◆ Given problem
Among the records that follow, count the lines with the string "days"; report only that count.

------ Material supplied

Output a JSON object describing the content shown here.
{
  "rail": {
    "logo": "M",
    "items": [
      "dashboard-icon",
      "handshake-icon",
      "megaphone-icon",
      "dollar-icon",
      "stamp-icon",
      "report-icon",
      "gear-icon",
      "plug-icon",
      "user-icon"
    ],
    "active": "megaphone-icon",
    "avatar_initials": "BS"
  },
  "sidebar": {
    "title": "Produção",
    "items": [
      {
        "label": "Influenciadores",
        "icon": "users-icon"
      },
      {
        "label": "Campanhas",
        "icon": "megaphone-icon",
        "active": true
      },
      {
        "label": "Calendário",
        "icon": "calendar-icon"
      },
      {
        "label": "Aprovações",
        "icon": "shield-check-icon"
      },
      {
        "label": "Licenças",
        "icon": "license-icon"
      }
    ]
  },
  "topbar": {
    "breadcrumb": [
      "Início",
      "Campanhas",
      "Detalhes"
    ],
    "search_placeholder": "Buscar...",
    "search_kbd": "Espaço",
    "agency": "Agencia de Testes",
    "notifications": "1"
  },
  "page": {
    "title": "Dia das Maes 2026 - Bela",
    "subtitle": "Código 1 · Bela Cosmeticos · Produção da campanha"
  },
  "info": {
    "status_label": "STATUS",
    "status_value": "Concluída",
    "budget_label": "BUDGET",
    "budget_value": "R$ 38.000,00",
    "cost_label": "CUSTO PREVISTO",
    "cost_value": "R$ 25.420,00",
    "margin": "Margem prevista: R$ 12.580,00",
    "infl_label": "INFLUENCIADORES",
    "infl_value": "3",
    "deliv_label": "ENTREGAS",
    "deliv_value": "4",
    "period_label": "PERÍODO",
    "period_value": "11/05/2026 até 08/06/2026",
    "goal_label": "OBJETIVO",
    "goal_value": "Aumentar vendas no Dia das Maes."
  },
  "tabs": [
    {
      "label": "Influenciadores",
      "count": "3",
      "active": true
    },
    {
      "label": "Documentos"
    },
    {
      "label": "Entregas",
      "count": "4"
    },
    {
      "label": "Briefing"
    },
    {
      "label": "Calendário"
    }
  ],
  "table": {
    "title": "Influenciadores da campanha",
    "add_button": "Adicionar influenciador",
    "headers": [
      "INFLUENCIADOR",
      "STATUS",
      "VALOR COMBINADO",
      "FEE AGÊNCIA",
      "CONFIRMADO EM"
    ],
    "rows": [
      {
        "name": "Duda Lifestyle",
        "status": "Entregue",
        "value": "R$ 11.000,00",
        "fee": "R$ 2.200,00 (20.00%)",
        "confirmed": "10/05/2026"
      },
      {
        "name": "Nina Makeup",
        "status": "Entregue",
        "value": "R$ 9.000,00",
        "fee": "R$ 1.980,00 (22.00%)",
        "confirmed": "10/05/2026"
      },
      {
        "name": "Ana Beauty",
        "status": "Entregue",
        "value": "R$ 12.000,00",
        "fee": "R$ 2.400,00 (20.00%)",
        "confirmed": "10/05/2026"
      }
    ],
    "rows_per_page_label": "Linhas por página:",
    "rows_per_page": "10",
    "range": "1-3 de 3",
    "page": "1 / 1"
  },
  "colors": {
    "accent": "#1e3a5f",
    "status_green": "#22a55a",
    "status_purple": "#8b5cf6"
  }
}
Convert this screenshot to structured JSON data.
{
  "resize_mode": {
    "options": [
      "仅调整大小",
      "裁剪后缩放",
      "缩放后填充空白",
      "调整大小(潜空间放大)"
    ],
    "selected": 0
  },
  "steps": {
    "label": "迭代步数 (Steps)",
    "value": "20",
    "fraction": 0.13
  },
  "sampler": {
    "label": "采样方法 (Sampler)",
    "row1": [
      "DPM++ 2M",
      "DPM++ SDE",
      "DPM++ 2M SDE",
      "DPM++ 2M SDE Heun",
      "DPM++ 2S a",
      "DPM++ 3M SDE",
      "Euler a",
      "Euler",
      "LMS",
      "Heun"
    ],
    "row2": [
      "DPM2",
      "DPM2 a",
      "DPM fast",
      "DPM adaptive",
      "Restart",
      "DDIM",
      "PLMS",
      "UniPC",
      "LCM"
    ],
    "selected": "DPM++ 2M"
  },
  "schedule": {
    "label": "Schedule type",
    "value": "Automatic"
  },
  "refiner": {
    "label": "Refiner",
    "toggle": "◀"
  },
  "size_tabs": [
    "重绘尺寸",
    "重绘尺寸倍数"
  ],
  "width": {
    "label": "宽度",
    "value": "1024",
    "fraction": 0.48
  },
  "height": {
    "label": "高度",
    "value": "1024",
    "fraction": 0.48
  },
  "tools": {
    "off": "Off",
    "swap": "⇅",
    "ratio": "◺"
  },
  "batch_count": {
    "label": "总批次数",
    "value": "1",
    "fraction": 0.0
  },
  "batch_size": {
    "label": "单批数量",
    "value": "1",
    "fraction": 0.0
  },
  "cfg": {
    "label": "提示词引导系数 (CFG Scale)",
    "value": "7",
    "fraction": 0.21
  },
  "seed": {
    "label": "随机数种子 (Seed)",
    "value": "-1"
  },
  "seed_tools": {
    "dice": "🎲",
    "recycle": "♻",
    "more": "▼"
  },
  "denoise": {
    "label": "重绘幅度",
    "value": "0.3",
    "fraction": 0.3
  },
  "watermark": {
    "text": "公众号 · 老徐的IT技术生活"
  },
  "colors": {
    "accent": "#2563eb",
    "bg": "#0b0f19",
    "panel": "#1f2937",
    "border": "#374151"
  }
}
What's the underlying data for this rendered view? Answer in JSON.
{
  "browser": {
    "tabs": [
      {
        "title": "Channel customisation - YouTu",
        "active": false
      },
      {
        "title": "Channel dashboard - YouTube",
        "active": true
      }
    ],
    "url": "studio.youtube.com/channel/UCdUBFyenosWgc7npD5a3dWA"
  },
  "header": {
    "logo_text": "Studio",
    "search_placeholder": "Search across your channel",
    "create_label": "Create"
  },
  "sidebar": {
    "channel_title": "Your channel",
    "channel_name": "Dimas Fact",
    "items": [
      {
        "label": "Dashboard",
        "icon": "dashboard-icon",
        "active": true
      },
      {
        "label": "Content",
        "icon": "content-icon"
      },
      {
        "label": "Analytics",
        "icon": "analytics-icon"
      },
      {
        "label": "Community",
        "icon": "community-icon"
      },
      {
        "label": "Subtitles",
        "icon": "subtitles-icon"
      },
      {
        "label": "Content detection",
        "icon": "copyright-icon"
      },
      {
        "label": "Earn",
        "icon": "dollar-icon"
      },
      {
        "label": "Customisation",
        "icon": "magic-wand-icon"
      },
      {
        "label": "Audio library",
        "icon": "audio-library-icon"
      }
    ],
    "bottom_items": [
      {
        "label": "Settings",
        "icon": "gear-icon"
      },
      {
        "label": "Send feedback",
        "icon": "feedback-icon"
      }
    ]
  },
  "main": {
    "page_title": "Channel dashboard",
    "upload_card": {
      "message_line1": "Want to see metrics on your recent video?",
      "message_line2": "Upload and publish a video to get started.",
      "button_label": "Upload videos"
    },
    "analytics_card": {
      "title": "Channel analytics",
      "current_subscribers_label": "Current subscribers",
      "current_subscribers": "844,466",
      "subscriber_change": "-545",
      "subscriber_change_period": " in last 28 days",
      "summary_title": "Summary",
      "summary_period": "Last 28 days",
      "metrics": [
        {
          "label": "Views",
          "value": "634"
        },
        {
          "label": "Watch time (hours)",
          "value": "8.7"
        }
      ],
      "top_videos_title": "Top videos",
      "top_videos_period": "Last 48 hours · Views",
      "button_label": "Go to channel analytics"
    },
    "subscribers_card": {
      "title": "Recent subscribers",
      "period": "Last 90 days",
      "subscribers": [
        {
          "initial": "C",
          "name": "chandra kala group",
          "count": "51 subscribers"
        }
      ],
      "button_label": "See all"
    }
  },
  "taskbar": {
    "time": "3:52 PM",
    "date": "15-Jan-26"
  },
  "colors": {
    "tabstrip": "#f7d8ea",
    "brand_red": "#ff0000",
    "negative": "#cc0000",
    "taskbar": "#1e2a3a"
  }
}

------------

◆ Exercise output
3